*Goal*
From the listing, collect all lines containing the word "Яркость".
###
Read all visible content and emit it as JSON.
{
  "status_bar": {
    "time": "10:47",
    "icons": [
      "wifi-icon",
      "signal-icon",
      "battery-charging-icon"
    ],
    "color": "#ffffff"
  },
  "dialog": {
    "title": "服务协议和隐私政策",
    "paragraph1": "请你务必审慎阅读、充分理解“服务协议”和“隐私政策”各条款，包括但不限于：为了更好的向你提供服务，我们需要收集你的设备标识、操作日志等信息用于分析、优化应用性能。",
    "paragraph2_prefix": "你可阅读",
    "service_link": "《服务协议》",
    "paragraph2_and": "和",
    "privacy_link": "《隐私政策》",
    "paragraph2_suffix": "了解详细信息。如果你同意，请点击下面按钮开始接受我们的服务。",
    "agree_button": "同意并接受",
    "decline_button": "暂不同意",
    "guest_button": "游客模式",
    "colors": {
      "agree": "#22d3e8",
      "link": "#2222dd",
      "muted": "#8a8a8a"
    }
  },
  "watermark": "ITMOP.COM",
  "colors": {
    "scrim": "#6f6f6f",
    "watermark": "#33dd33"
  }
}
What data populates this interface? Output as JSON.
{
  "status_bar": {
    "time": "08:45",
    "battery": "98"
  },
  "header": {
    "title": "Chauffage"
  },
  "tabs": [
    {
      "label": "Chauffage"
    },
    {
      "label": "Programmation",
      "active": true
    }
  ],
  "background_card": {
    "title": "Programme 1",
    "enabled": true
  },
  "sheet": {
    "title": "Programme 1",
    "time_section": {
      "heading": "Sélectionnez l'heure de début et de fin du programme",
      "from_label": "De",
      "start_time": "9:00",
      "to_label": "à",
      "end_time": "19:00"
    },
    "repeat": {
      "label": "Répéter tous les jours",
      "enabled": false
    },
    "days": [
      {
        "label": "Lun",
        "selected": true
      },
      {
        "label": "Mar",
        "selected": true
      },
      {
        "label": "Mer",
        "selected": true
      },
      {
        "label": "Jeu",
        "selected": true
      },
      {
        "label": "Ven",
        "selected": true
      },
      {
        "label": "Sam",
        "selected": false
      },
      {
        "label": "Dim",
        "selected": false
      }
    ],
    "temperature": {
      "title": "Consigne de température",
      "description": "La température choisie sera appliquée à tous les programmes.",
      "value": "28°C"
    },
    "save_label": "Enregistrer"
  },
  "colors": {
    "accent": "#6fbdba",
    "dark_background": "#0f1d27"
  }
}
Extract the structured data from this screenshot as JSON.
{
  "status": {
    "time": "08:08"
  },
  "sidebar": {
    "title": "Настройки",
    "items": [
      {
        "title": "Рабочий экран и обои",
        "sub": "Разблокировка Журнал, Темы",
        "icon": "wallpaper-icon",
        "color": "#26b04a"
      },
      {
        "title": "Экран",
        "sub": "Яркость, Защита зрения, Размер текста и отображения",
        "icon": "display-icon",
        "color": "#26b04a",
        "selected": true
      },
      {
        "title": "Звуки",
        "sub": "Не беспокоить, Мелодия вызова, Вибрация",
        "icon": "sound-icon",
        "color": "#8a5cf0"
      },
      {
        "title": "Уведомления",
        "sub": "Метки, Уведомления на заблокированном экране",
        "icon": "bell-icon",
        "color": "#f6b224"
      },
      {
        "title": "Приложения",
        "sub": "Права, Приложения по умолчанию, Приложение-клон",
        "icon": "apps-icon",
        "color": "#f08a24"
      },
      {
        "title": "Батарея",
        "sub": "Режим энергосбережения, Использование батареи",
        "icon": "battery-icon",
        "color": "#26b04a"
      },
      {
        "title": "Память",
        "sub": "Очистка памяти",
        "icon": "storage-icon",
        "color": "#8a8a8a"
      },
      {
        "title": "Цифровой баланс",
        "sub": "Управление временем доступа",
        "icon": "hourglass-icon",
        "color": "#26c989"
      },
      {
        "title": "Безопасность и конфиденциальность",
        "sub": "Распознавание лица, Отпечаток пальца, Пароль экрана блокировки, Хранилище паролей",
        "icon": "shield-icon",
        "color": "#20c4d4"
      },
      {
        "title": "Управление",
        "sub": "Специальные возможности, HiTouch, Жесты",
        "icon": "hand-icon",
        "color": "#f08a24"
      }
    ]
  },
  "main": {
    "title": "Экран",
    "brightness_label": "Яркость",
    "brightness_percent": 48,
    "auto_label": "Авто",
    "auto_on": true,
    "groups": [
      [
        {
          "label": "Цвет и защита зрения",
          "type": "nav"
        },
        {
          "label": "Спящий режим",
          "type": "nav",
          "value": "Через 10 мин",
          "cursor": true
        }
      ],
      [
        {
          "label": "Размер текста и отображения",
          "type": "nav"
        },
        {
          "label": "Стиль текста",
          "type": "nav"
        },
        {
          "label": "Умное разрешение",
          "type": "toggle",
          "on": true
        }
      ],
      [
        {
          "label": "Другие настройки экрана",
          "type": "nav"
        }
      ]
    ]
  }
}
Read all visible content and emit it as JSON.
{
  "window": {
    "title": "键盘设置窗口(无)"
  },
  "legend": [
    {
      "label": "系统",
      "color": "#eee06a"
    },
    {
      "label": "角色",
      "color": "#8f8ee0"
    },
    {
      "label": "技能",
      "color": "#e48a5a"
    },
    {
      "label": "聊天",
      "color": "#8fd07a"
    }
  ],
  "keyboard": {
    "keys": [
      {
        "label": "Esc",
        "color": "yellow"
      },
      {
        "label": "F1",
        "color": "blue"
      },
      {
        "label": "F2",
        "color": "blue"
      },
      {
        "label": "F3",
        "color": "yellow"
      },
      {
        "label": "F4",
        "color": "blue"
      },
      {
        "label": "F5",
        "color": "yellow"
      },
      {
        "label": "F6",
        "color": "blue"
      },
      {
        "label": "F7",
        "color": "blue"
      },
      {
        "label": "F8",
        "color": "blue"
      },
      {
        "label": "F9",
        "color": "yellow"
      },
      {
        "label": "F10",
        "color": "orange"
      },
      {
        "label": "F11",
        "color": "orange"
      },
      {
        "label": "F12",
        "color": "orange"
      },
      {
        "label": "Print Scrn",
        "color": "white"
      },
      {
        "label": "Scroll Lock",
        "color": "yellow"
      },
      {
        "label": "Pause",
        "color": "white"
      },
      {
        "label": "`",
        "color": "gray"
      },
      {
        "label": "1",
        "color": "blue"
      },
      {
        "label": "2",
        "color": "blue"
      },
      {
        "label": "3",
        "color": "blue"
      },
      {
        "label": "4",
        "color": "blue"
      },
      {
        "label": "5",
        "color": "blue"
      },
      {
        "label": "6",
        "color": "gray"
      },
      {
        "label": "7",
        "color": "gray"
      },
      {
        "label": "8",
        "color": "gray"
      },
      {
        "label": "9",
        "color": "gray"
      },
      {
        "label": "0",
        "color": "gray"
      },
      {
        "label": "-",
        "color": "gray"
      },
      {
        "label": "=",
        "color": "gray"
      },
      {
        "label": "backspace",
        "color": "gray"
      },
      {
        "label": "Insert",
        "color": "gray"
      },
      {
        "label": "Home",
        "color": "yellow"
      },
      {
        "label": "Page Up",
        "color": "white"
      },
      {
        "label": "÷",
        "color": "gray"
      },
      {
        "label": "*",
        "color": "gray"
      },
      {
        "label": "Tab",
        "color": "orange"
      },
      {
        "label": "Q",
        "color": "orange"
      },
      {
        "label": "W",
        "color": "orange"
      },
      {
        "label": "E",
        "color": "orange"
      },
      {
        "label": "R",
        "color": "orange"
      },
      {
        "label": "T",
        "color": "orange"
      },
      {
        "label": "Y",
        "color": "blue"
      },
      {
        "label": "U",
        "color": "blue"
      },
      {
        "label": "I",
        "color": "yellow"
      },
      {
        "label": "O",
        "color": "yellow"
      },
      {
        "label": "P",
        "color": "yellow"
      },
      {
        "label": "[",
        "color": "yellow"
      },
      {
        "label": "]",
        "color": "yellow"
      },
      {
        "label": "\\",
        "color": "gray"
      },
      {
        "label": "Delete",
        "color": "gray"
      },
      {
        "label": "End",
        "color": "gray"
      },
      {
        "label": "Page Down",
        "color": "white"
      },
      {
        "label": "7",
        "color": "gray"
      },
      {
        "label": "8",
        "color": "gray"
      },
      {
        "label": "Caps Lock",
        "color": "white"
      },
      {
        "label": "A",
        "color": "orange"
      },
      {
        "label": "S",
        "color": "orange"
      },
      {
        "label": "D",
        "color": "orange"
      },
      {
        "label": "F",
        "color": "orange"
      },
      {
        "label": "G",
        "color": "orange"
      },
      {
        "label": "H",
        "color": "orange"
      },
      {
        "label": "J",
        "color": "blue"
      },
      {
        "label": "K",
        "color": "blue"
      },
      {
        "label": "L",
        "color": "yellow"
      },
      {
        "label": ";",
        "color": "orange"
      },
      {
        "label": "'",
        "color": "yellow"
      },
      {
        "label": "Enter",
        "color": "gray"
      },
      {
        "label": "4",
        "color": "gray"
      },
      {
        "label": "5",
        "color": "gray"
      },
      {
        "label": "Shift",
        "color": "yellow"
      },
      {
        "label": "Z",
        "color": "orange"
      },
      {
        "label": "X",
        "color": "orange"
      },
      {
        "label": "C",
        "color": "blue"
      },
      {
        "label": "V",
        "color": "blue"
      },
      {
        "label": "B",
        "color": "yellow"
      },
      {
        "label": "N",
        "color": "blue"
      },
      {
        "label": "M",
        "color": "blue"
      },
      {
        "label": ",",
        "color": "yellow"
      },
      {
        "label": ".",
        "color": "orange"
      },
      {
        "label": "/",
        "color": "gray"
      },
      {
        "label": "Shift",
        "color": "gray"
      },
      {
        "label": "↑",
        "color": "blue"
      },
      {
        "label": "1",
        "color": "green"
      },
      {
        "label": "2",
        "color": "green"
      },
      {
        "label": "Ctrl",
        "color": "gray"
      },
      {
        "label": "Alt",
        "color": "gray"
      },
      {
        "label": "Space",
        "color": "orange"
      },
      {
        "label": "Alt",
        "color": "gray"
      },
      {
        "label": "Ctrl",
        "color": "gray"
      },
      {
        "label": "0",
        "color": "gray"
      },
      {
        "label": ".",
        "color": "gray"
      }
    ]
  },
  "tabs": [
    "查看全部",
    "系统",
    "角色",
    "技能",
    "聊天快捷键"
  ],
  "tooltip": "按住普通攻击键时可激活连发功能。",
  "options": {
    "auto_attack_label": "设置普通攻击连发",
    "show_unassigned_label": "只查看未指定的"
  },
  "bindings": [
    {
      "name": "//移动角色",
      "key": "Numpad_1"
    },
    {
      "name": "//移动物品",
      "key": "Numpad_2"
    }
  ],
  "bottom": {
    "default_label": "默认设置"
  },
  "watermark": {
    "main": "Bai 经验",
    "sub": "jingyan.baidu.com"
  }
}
###
*Exercise solution*
        "sub": "Яркость, Защита зрения, Размер текста и отображения",
    "brightness_label": "Яркость",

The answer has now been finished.